(Extracted data entries)

* * * *

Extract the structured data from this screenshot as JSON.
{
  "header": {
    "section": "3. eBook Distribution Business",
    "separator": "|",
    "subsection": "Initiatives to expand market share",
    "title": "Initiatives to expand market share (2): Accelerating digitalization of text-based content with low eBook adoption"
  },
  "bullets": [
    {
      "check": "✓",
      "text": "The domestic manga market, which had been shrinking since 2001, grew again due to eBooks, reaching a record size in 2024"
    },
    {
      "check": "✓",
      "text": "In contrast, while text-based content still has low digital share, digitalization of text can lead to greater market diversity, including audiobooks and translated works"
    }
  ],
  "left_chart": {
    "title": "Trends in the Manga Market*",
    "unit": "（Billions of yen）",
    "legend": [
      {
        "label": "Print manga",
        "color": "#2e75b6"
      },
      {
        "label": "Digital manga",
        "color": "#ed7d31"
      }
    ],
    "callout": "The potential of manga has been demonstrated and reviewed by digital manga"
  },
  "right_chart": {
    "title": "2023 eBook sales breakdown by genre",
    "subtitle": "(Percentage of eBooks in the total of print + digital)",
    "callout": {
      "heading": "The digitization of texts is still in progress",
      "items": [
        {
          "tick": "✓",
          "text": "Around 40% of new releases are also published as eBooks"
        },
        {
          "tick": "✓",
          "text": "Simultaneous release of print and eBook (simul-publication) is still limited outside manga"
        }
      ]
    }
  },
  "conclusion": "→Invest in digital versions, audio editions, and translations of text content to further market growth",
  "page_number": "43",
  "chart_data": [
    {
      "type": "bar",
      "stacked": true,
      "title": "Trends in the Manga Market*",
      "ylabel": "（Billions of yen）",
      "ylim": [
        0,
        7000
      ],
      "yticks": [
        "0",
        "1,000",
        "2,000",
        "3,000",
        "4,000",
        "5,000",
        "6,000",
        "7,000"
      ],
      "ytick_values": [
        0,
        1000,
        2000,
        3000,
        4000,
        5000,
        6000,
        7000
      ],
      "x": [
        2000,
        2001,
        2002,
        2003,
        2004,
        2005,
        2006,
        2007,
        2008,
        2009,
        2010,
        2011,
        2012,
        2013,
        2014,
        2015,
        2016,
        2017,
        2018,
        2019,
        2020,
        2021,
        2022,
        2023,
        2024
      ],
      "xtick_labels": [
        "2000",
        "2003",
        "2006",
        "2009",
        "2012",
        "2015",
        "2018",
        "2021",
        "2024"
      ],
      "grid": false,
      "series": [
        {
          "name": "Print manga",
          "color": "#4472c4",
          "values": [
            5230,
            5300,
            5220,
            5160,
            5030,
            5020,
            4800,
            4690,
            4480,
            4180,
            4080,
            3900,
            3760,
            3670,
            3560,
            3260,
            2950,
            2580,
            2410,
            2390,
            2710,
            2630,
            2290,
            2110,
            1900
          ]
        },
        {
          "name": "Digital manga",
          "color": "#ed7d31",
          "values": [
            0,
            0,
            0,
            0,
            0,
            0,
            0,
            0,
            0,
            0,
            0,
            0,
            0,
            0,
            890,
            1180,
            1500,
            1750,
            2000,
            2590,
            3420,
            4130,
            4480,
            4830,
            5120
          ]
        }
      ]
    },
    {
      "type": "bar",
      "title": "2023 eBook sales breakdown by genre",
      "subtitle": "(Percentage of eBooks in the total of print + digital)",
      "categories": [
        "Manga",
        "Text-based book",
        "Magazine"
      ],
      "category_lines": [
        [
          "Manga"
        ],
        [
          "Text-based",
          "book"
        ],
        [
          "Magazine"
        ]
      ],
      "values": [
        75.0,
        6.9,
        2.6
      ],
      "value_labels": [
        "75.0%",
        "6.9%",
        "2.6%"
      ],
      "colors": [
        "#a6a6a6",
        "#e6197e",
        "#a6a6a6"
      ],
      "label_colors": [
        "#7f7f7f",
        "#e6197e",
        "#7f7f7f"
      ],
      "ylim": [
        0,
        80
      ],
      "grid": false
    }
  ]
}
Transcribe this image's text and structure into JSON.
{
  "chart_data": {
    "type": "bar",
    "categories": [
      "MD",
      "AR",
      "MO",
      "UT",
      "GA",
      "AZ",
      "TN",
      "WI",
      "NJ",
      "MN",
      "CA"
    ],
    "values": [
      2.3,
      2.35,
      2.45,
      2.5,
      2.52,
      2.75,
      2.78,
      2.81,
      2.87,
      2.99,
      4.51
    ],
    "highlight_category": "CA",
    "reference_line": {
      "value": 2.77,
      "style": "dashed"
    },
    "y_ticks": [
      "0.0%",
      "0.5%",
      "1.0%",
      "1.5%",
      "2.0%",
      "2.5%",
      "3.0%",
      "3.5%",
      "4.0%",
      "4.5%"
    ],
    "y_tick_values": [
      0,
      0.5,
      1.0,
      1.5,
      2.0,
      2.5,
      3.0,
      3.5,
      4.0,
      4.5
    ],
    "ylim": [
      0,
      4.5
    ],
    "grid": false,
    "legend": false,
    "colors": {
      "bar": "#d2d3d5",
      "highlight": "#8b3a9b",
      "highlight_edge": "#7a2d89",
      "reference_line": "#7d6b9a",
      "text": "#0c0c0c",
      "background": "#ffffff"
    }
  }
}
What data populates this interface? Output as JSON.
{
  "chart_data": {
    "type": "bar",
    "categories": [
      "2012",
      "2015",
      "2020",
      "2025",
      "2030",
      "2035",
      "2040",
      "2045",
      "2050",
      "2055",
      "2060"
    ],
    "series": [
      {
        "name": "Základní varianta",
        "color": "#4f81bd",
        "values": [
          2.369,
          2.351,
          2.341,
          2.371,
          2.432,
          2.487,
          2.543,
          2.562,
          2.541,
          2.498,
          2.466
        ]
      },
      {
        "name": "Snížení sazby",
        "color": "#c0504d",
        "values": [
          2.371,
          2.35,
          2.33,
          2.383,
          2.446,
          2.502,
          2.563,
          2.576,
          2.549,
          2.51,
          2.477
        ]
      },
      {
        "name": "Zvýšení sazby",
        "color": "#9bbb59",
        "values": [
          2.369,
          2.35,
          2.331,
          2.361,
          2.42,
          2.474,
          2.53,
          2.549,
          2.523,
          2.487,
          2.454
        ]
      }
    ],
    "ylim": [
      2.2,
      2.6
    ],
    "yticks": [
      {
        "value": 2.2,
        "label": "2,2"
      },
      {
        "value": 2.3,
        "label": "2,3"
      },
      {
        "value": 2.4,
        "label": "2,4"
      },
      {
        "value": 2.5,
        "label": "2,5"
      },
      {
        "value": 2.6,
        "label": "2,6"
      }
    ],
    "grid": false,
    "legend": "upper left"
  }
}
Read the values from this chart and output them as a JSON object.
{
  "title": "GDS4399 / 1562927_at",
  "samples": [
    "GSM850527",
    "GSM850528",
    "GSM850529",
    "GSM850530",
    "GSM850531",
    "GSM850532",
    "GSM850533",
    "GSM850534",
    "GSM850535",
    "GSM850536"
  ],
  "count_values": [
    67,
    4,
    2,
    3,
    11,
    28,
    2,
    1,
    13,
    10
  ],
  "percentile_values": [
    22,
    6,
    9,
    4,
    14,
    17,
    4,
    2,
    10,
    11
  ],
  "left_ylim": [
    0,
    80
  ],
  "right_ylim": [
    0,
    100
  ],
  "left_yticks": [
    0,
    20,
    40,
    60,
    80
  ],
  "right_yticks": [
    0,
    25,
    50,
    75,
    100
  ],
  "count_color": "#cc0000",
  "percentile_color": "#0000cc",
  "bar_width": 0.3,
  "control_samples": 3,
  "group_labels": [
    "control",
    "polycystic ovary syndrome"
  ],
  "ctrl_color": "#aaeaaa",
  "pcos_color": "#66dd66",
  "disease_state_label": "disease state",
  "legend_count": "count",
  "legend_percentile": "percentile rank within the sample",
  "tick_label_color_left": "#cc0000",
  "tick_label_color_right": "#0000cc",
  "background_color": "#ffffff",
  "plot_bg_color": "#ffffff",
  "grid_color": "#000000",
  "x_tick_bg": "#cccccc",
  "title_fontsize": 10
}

* * * *

- Request
Out of the material above, gather each line where "eBooks" appears.

- Exercise answer
      "text": "The domestic manga market, which had been shrinking since 2001, grew again due to eBooks, reaching a record size in 2024"
    "subtitle": "(Percentage of eBooks in the total of print + digital)",
          "text": "Around 40% of new releases are also published as eBooks"
      "subtitle": "(Percentage of eBooks in the total of print + digital)",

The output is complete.